## SHORT TASK
The entries below need to be written out exactly, with no pictures included.

-- START OF MATERIAL PROVIDED --

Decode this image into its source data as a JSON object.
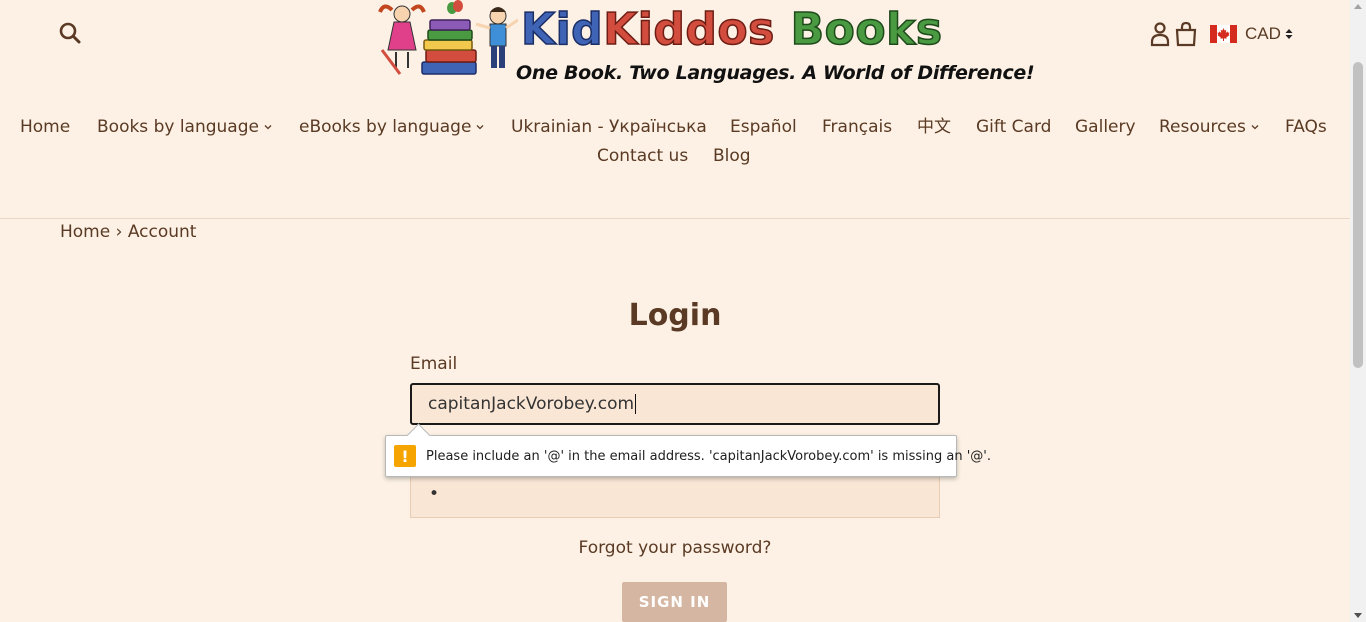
{
  "header": {
    "logo": {
      "title_part1": "Kid",
      "title_part2": "Kiddos",
      "title_part3": "Books",
      "tagline": "One Book. Two Languages. A World of Difference!"
    },
    "currency": {
      "code": "CAD",
      "flag": "canada-flag"
    }
  },
  "nav": {
    "row1": [
      {
        "label": "Home",
        "has_dropdown": false
      },
      {
        "label": "Books by language",
        "has_dropdown": true
      },
      {
        "label": "eBooks by language",
        "has_dropdown": true
      },
      {
        "label": "Ukrainian - Українська",
        "has_dropdown": false
      },
      {
        "label": "Español",
        "has_dropdown": false
      },
      {
        "label": "Français",
        "has_dropdown": false
      },
      {
        "label": "中文",
        "has_dropdown": false
      },
      {
        "label": "Gift Card",
        "has_dropdown": false
      },
      {
        "label": "Gallery",
        "has_dropdown": false
      },
      {
        "label": "Resources",
        "has_dropdown": true
      },
      {
        "label": "FAQs",
        "has_dropdown": false
      }
    ],
    "row2": [
      {
        "label": "Contact us",
        "has_dropdown": false
      },
      {
        "label": "Blog",
        "has_dropdown": false
      }
    ]
  },
  "breadcrumb": {
    "home": "Home",
    "separator": "›",
    "current": "Account"
  },
  "login": {
    "title": "Login",
    "email_label": "Email",
    "email_value": "capitanJackVorobey.com",
    "password_value": "•",
    "validation_message": "Please include an '@' in the email address. 'capitanJackVorobey.com' is missing an '@'.",
    "forgot_password": "Forgot your password?",
    "sign_in": "SIGN IN"
  },
  "colors": {
    "background": "#fcf1e4",
    "text": "#5a3a24",
    "input_bg": "#fae6d5",
    "button_bg": "#d5b6a2",
    "warning": "#f6a500"
  }
}
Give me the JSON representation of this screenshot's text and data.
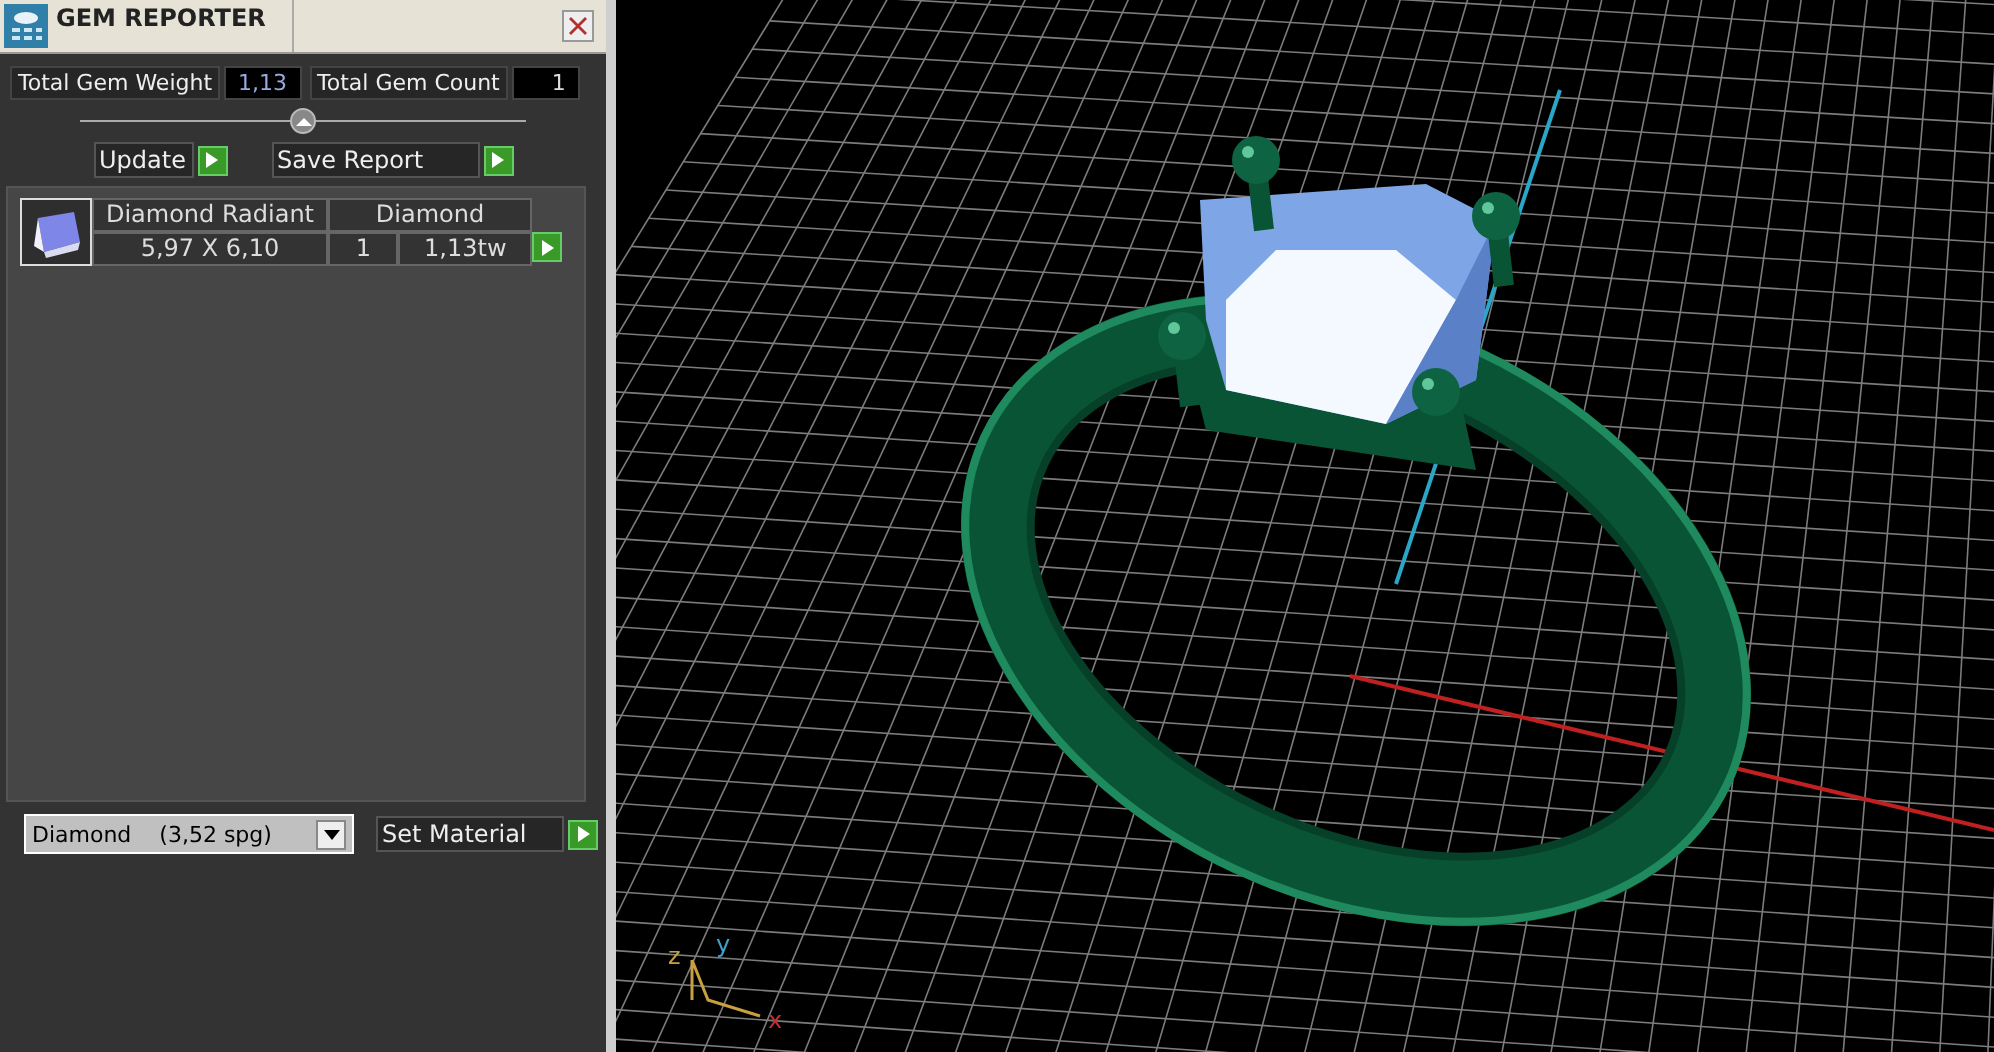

-- END OF MATERIAL PROVIDED --

## ANSWER
Decode this image into its source data as a JSON object.
{
  "header": {
    "logo": {
      "title_part1": "Kid",
      "title_part2": "Kiddos",
      "title_part3": "Books",
      "tagline": "One Book. Two Languages. A World of Difference!"
    },
    "currency": {
      "code": "CAD",
      "flag": "canada-flag"
    }
  },
  "nav": {
    "row1": [
      {
        "label": "Home",
        "has_dropdown": false
      },
      {
        "label": "Books by language",
        "has_dropdown": true
      },
      {
        "label": "eBooks by language",
        "has_dropdown": true
      },
      {
        "label": "Ukrainian - Українська",
        "has_dropdown": false
      },
      {
        "label": "Español",
        "has_dropdown": false
      },
      {
        "label": "Français",
        "has_dropdown": false
      },
      {
        "label": "中文",
        "has_dropdown": false
      },
      {
        "label": "Gift Card",
        "has_dropdown": false
      },
      {
        "label": "Gallery",
        "has_dropdown": false
      },
      {
        "label": "Resources",
        "has_dropdown": true
      },
      {
        "label": "FAQs",
        "has_dropdown": false
      }
    ],
    "row2": [
      {
        "label": "Contact us",
        "has_dropdown": false
      },
      {
        "label": "Blog",
        "has_dropdown": false
      }
    ]
  },
  "breadcrumb": {
    "home": "Home",
    "separator": "›",
    "current": "Account"
  },
  "login": {
    "title": "Login",
    "email_label": "Email",
    "email_value": "capitanJackVorobey.com",
    "password_value": "•",
    "validation_message": "Please include an '@' in the email address. 'capitanJackVorobey.com' is missing an '@'.",
    "forgot_password": "Forgot your password?",
    "sign_in": "SIGN IN"
  },
  "colors": {
    "background": "#fcf1e4",
    "text": "#5a3a24",
    "input_bg": "#fae6d5",
    "button_bg": "#d5b6a2",
    "warning": "#f6a500"
  }
}
Give me the JSON representation of this screenshot's text and data.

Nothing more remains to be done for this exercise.